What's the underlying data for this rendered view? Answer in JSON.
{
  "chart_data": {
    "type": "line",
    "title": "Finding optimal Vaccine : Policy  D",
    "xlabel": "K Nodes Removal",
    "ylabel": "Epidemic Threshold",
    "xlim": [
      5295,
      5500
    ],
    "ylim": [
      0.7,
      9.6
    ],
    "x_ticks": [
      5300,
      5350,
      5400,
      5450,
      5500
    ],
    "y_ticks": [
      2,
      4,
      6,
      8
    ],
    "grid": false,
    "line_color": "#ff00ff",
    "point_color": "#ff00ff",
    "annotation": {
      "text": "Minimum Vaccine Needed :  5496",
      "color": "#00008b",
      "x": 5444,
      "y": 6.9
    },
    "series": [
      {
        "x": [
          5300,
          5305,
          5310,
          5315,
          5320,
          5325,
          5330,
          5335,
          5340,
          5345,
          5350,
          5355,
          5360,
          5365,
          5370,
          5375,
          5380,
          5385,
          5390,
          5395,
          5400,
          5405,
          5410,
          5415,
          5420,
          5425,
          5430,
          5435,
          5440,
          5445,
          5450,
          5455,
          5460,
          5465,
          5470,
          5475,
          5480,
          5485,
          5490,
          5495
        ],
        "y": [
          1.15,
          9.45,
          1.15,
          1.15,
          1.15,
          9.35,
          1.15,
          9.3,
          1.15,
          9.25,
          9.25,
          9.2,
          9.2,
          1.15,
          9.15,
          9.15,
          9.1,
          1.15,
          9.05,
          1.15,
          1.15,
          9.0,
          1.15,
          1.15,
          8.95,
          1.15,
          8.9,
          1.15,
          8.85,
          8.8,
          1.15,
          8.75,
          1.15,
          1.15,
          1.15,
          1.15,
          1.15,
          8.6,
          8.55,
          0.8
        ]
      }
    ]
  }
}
══════
WRITTEN EXERCISE
Gather all lines of the records that include the word "Vaccine".

EXPECTED ANSWER
    "title": "Finding optimal Vaccine : Policy  D",
      "text": "Minimum Vaccine Needed :  5496",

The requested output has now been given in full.